*Goal of the exercise*. Retype the entries from their first line down through the line that contains "- zoom-tool-icon[interactable]: [10, 591, 34, 613]", including both of those lines, and copy every character without change.

*Excerpted records*.
::::
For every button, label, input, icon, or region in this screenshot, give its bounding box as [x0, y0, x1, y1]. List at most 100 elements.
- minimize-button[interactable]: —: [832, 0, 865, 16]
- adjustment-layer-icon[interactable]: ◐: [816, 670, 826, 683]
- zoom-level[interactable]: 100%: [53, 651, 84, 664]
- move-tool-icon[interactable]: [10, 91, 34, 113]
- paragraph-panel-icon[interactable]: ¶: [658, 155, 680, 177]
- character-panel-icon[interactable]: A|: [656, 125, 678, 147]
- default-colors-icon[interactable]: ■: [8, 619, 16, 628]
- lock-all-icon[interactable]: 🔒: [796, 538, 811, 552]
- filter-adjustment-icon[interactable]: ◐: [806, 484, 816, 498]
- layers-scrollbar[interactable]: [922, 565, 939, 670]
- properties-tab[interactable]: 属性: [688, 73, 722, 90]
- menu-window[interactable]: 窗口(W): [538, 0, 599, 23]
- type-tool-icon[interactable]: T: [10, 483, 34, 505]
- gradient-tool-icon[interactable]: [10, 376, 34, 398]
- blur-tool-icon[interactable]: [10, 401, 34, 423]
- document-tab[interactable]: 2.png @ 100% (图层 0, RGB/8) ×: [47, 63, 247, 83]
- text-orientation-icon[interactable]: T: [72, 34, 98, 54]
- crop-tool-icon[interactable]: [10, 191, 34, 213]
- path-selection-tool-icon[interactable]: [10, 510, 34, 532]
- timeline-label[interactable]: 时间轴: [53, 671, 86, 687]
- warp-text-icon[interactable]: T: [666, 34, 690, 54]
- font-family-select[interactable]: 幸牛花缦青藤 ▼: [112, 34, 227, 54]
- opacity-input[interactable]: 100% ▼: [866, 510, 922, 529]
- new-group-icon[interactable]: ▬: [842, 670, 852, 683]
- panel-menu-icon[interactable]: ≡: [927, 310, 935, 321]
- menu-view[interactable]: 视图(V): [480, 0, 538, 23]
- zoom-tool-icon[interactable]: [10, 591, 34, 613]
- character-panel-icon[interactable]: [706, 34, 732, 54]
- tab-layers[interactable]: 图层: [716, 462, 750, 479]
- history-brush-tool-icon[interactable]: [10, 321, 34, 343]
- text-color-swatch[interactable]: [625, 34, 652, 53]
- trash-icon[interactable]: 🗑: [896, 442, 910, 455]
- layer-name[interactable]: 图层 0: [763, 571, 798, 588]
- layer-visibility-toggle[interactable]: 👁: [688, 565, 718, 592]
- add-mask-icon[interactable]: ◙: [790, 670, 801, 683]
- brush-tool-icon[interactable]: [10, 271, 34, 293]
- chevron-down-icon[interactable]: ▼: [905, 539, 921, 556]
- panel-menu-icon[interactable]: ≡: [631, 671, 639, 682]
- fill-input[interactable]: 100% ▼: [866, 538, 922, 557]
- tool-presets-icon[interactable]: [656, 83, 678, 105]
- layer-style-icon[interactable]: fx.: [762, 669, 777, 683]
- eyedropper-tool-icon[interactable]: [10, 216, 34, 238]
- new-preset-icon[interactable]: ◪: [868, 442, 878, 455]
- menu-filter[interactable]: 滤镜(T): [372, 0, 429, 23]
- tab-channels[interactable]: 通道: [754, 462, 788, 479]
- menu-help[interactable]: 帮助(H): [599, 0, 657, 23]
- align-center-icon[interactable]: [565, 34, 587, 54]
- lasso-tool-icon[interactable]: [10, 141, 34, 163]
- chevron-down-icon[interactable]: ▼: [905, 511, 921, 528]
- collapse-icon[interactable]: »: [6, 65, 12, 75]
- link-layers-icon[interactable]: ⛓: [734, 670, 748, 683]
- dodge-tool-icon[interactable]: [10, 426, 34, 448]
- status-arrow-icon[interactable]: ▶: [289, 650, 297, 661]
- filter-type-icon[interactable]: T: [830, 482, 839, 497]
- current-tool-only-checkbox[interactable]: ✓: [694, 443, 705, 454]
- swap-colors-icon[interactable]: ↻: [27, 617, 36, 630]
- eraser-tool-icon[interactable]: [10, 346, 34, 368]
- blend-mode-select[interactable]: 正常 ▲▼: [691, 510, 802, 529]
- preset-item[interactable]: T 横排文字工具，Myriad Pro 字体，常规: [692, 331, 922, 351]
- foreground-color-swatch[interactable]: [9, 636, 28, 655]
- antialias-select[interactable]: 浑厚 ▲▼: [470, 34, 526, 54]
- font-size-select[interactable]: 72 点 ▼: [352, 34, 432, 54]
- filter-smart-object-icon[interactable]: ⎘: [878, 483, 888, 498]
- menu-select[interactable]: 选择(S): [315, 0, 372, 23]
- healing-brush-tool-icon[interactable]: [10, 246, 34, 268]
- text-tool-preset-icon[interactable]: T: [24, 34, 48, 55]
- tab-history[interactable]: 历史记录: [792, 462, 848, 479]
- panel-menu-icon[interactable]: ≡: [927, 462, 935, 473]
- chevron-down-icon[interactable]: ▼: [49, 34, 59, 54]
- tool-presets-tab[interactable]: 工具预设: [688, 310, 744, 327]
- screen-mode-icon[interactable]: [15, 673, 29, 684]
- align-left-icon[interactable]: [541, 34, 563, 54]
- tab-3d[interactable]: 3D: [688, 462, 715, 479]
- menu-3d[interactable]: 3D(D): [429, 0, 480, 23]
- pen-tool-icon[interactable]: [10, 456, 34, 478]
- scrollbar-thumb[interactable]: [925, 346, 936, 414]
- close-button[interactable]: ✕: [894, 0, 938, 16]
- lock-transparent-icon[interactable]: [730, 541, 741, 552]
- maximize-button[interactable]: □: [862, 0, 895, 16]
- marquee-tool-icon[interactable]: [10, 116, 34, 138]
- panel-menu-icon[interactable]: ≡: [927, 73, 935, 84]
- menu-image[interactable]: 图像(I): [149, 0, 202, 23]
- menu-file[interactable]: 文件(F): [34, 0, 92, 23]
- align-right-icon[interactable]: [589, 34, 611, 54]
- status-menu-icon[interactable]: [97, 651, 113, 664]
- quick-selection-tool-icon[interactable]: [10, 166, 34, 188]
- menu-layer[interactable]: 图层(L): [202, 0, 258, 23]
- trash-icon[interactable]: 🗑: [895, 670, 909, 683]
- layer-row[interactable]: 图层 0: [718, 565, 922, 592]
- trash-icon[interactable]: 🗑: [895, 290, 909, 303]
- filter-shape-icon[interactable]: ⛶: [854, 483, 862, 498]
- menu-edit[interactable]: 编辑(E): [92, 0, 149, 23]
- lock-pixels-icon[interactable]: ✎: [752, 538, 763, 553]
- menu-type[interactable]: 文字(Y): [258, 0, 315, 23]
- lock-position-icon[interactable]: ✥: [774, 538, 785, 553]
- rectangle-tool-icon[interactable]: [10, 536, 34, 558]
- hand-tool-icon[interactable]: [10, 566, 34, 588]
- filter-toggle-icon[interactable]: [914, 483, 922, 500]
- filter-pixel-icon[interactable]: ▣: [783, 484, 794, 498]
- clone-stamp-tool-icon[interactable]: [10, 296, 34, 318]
::::
*Task result*.
For every button, label, input, icon, or region in this screenshot, give its bounding box as [x0, y0, x1, y1]. List at most 100 elements.
- minimize-button[interactable]: —: [832, 0, 865, 16]
- adjustment-layer-icon[interactable]: ◐: [816, 670, 826, 683]
- zoom-level[interactable]: 100%: [53, 651, 84, 664]
- move-tool-icon[interactable]: [10, 91, 34, 113]
- paragraph-panel-icon[interactable]: ¶: [658, 155, 680, 177]
- character-panel-icon[interactable]: A|: [656, 125, 678, 147]
- default-colors-icon[interactable]: ■: [8, 619, 16, 628]
- lock-all-icon[interactable]: 🔒: [796, 538, 811, 552]
- filter-adjustment-icon[interactable]: ◐: [806, 484, 816, 498]
- layers-scrollbar[interactable]: [922, 565, 939, 670]
- properties-tab[interactable]: 属性: [688, 73, 722, 90]
- menu-window[interactable]: 窗口(W): [538, 0, 599, 23]
- type-tool-icon[interactable]: T: [10, 483, 34, 505]
- gradient-tool-icon[interactable]: [10, 376, 34, 398]
- blur-tool-icon[interactable]: [10, 401, 34, 423]
- document-tab[interactable]: 2.png @ 100% (图层 0, RGB/8) ×: [47, 63, 247, 83]
- text-orientation-icon[interactable]: T: [72, 34, 98, 54]
- crop-tool-icon[interactable]: [10, 191, 34, 213]
- path-selection-tool-icon[interactable]: [10, 510, 34, 532]
- timeline-label[interactable]: 时间轴: [53, 671, 86, 687]
- warp-text-icon[interactable]: T: [666, 34, 690, 54]
- font-family-select[interactable]: 幸牛花缦青藤 ▼: [112, 34, 227, 54]
- opacity-input[interactable]: 100% ▼: [866, 510, 922, 529]
- new-group-icon[interactable]: ▬: [842, 670, 852, 683]
- panel-menu-icon[interactable]: ≡: [927, 310, 935, 321]
- menu-view[interactable]: 视图(V): [480, 0, 538, 23]
- zoom-tool-icon[interactable]: [10, 591, 34, 613]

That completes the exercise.